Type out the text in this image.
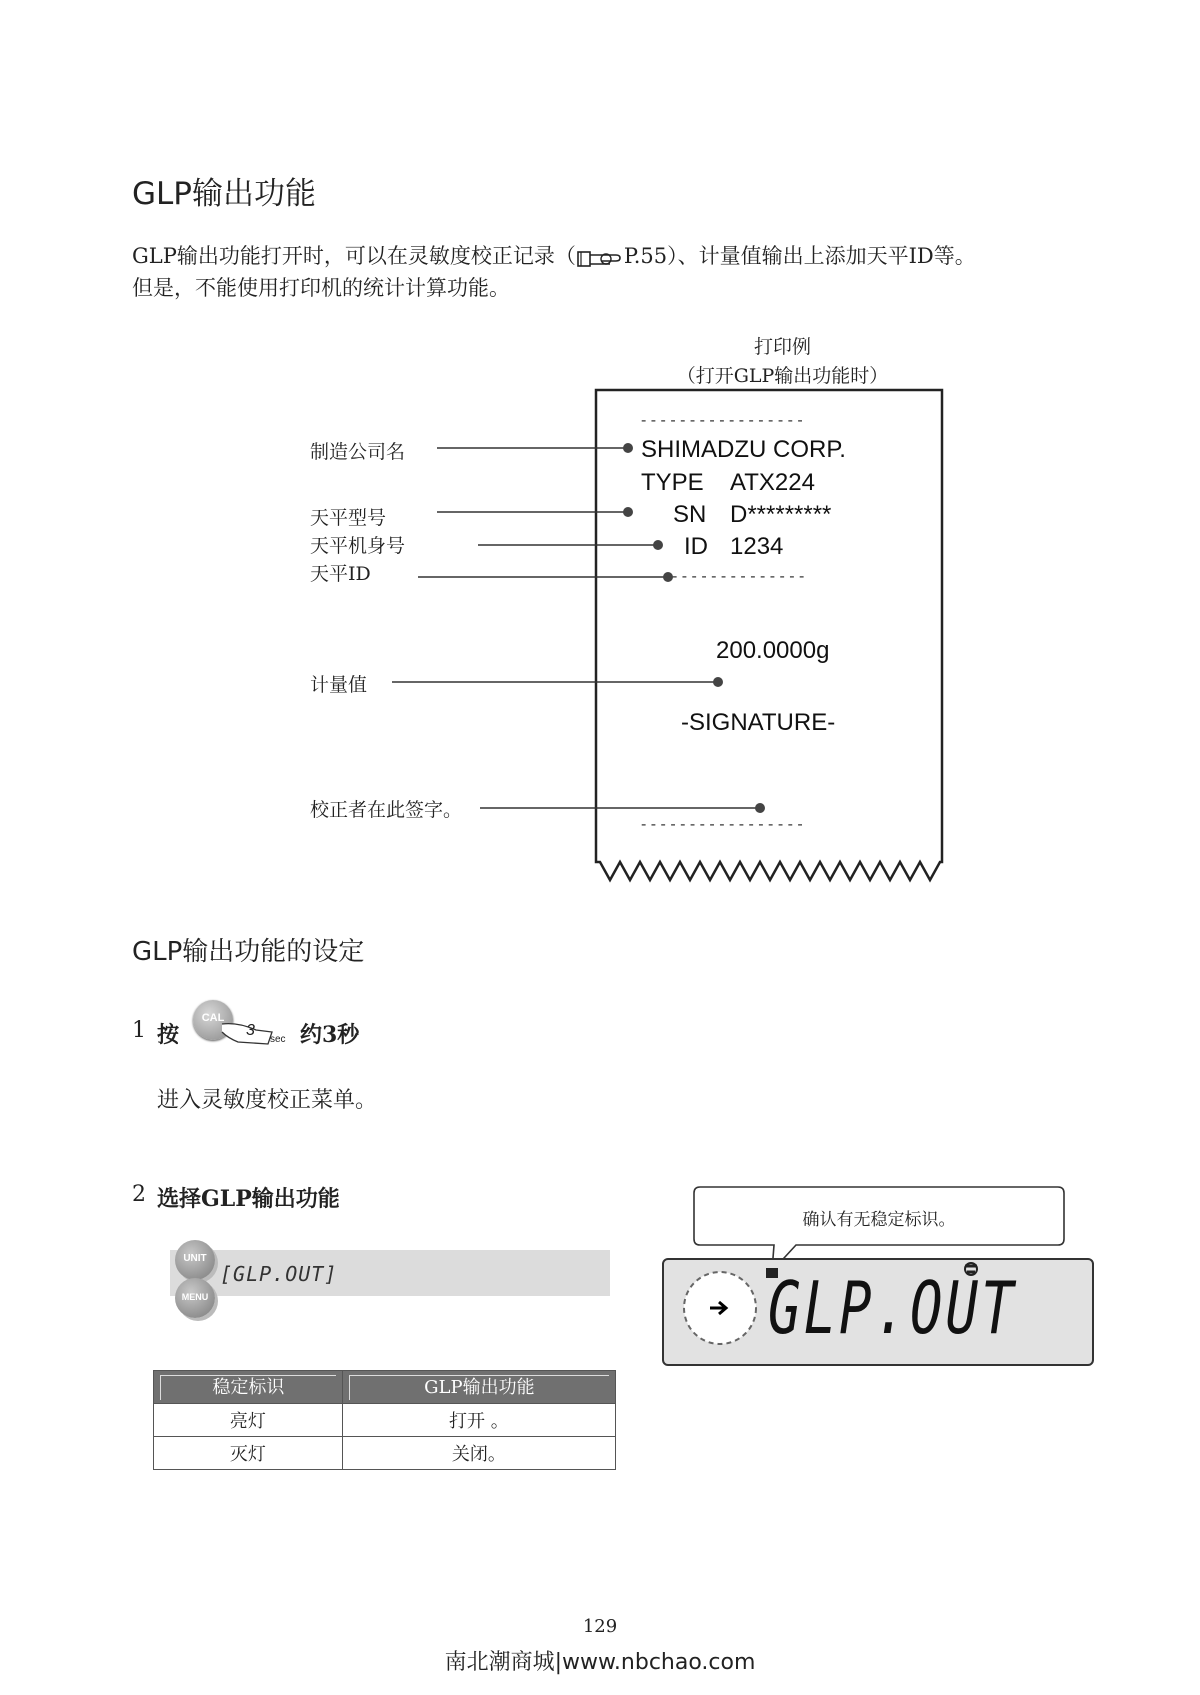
GLP输出功能
GLP输出功能打开时，可以在灵敏度校正记录（ P.55）、计量值输出上添加天平ID等。
但是，不能使用打印机的统计计算功能。
打印例
（打开GLP输出功能时）
- - - - - - - - - - - - - - - - -
SHIMADZU CORP.
TYPE ATX224
SN D*********
ID 1234
- - - - - - - - - - - - - -
200.0000g
-SIGNATURE-
- - - - - - - - - - - - - - - - -
制造公司名
天平型号
天平机身号
天平ID
计量值
校正者在此签字。
GLP输出功能的设定
1 按
CAL
3
sec 约3秒
进入灵敏度校正菜单。
2 选择GLP输出功能
UNIT
MENU
[GLP.OUT]
确认有无稳定标识。
GLP.OUT
稳定标识	GLP输出功能

亮灯	打开 。
灭灯	关闭。
129
南北潮商城|www.nbchao.com
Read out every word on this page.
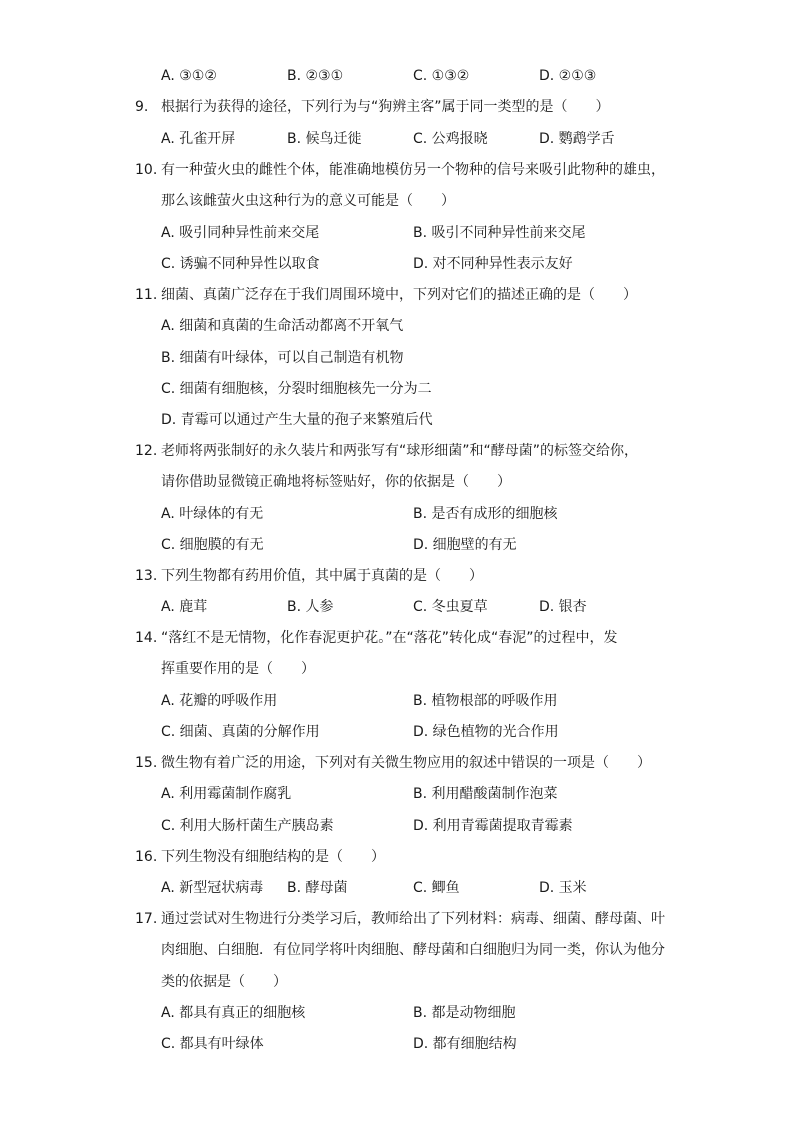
A. ③①②	B. ②③①	C. ①③②	D. ②①③
9. 根据行为获得的途径，下列行为与“狗辨主客”属于同一类型的是（　　）
A. 孔雀开屏	B. 候鸟迁徙	C. 公鸡报晓	D. 鹦鹉学舌
10. 有一种萤火虫的雌性个体，能准确地模仿另一个物种的信号来吸引此物种的雄虫，
那么该雌萤火虫这种行为的意义可能是（　　）
A. 吸引同种异性前来交尾	B. 吸引不同种异性前来交尾
C. 诱骗不同种异性以取食	D. 对不同种异性表示友好
11. 细菌、真菌广泛存在于我们周围环境中，下列对它们的描述正确的是（　　）
A. 细菌和真菌的生命活动都离不开氧气
B. 细菌有叶绿体，可以自己制造有机物
C. 细菌有细胞核，分裂时细胞核先一分为二
D. 青霉可以通过产生大量的孢子来繁殖后代
12. 老师将两张制好的永久装片和两张写有“球形细菌”和“酵母菌”的标签交给你，
请你借助显微镜正确地将标签贴好，你的依据是（　　）
A. 叶绿体的有无	B. 是否有成形的细胞核
C. 细胞膜的有无	D. 细胞壁的有无
13. 下列生物都有药用价值，其中属于真菌的是（　　）
A. 鹿茸	B. 人参	C. 冬虫夏草	D. 银杏
14. “落红不是无情物，化作春泥更护花。”在“落花”转化成“春泥”的过程中，发
挥重要作用的是（　　）
A. 花瓣的呼吸作用	B. 植物根部的呼吸作用
C. 细菌、真菌的分解作用	D. 绿色植物的光合作用
15. 微生物有着广泛的用途，下列对有关微生物应用的叙述中错误的一项是（　　）
A. 利用霉菌制作腐乳	B. 利用醋酸菌制作泡菜
C. 利用大肠杆菌生产胰岛素	D. 利用青霉菌提取青霉素
16. 下列生物没有细胞结构的是（　　）
A. 新型冠状病毒 B. 酵母菌	C. 鲫鱼	D. 玉米
17. 通过尝试对生物进行分类学习后，教师给出了下列材料：病毒、细菌、酵母菌、叶
肉细胞、白细胞．有位同学将叶肉细胞、酵母菌和白细胞归为同一类，你认为他分
类的依据是（　　）
A. 都具有真正的细胞核	B. 都是动物细胞
C. 都具有叶绿体	D. 都有细胞结构
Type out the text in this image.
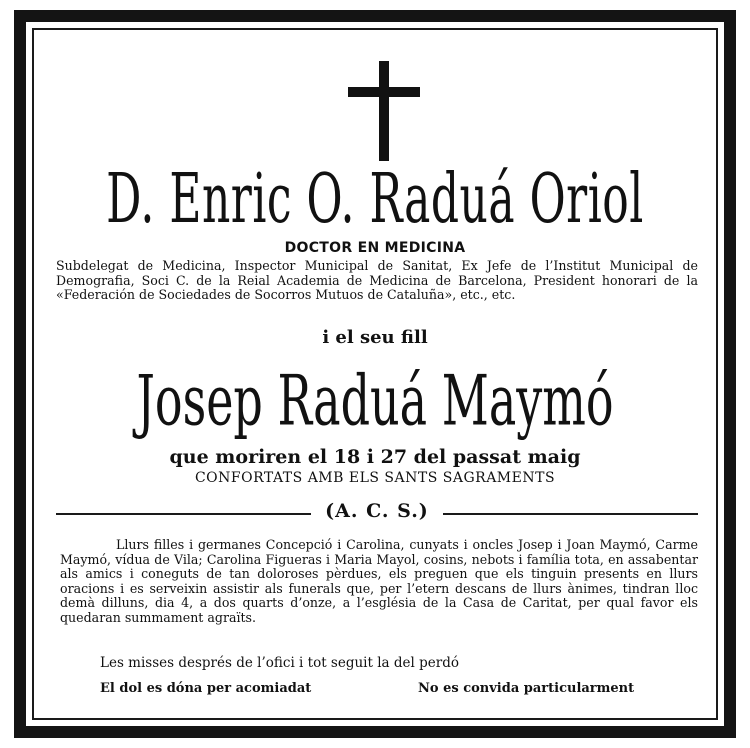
D. Enric O. Raduá Oriol
DOCTOR EN MEDICINA

Subdelegat de Medicina, Inspector Municipal de Sanitat, Ex Jefe de l’Institut Municipal de Demografia, Soci C. de la Reial Academia de Medicina de Barcelona, President honorari de la «Federación de Sociedades de Socorros Mutuos de Cataluña», etc., etc.

i el seu fill
Josep Raduá Maymó
que moriren el 18 i 27 del passat maig
CONFORTATS AMB ELS SANTS SAGRAMENTS
(A. C. S.)

Llurs filles i germanes Concepció i Carolina, cunyats i oncles Josep i Joan Maymó, Carme Maymó, vídua de Vila; Carolina Figueras i Maria Mayol, cosins, nebots i família tota, en assabentar als amics i coneguts de tan doloroses pèrdues, els preguen que els tinguin presents en llurs oracions i es serveixin assistir als funerals que, per l’etern descans de llurs ànimes, tindran lloc demà dilluns, dia 4, a dos quarts d’onze, a l’església de la Casa de Caritat, per qual favor els quedaran summament agraïts.

Les misses després de l’ofici i tot seguit la del perdó
El dol es dóna per acomiadat	No es convida particularment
───
• GIVEN REQUEST: Leave out the pictures and output the rest of the material exactly as written.

• EXERCISE RESPONSE:
Type out the text in this image.
GLP输出功能
GLP输出功能打开时，可以在灵敏度校正记录（ P.55）、计量值输出上添加天平ID等。
但是，不能使用打印机的统计计算功能。
打印例
（打开GLP输出功能时）
- - - - - - - - - - - - - - - - -
SHIMADZU CORP.
TYPE ATX224
SN D*********
ID 1234
- - - - - - - - - - - - - -
200.0000g
-SIGNATURE-
- - - - - - - - - - - - - - - - -
制造公司名
天平型号
天平机身号
天平ID
计量值
校正者在此签字。
GLP输出功能的设定
1 按
CAL
3
sec 约3秒
进入灵敏度校正菜单。
2 选择GLP输出功能
UNIT
MENU
[GLP.OUT]
确认有无稳定标识。
GLP.OUT
稳定标识	GLP输出功能

亮灯	打开 。
灭灯	关闭。
129
南北潮商城|www.nbchao.com
Read out every word on this page.
A. ③①②	B. ②③①	C. ①③②	D. ②①③
9. 根据行为获得的途径，下列行为与“狗辨主客”属于同一类型的是（　　）
A. 孔雀开屏	B. 候鸟迁徙	C. 公鸡报晓	D. 鹦鹉学舌
10. 有一种萤火虫的雌性个体，能准确地模仿另一个物种的信号来吸引此物种的雄虫，
那么该雌萤火虫这种行为的意义可能是（　　）
A. 吸引同种异性前来交尾	B. 吸引不同种异性前来交尾
C. 诱骗不同种异性以取食	D. 对不同种异性表示友好
11. 细菌、真菌广泛存在于我们周围环境中，下列对它们的描述正确的是（　　）
A. 细菌和真菌的生命活动都离不开氧气
B. 细菌有叶绿体，可以自己制造有机物
C. 细菌有细胞核，分裂时细胞核先一分为二
D. 青霉可以通过产生大量的孢子来繁殖后代
12. 老师将两张制好的永久装片和两张写有“球形细菌”和“酵母菌”的标签交给你，
请你借助显微镜正确地将标签贴好，你的依据是（　　）
A. 叶绿体的有无	B. 是否有成形的细胞核
C. 细胞膜的有无	D. 细胞壁的有无
13. 下列生物都有药用价值，其中属于真菌的是（　　）
A. 鹿茸	B. 人参	C. 冬虫夏草	D. 银杏
14. “落红不是无情物，化作春泥更护花。”在“落花”转化成“春泥”的过程中，发
挥重要作用的是（　　）
A. 花瓣的呼吸作用	B. 植物根部的呼吸作用
C. 细菌、真菌的分解作用	D. 绿色植物的光合作用
15. 微生物有着广泛的用途，下列对有关微生物应用的叙述中错误的一项是（　　）
A. 利用霉菌制作腐乳	B. 利用醋酸菌制作泡菜
C. 利用大肠杆菌生产胰岛素	D. 利用青霉菌提取青霉素
16. 下列生物没有细胞结构的是（　　）
A. 新型冠状病毒 B. 酵母菌	C. 鲫鱼	D. 玉米
17. 通过尝试对生物进行分类学习后，教师给出了下列材料：病毒、细菌、酵母菌、叶
肉细胞、白细胞．有位同学将叶肉细胞、酵母菌和白细胞归为同一类，你认为他分
类的依据是（　　）
A. 都具有真正的细胞核	B. 都是动物细胞
C. 都具有叶绿体	D. 都有细胞结构
Type out the text in this image.
D. Enric O. Raduá Oriol
DOCTOR EN MEDICINA

Subdelegat de Medicina, Inspector Municipal de Sanitat, Ex Jefe de l’Institut Municipal de Demografia, Soci C. de la Reial Academia de Medicina de Barcelona, President honorari de la «Federación de Sociedades de Socorros Mutuos de Cataluña», etc., etc.

i el seu fill
Josep Raduá Maymó
que moriren el 18 i 27 del passat maig
CONFORTATS AMB ELS SANTS SAGRAMENTS
(A. C. S.)

Llurs filles i germanes Concepció i Carolina, cunyats i oncles Josep i Joan Maymó, Carme Maymó, vídua de Vila; Carolina Figueras i Maria Mayol, cosins, nebots i família tota, en assabentar als amics i coneguts de tan doloroses pèrdues, els preguen que els tinguin presents en llurs oracions i es serveixin assistir als funerals que, per l’etern descans de llurs ànimes, tindran lloc demà dilluns, dia 4, a dos quarts d’onze, a l’església de la Casa de Caritat, per qual favor els quedaran summament agraïts.

Les misses després de l’ofici i tot seguit la del perdó
El dol es dóna per acomiadat	No es convida particularment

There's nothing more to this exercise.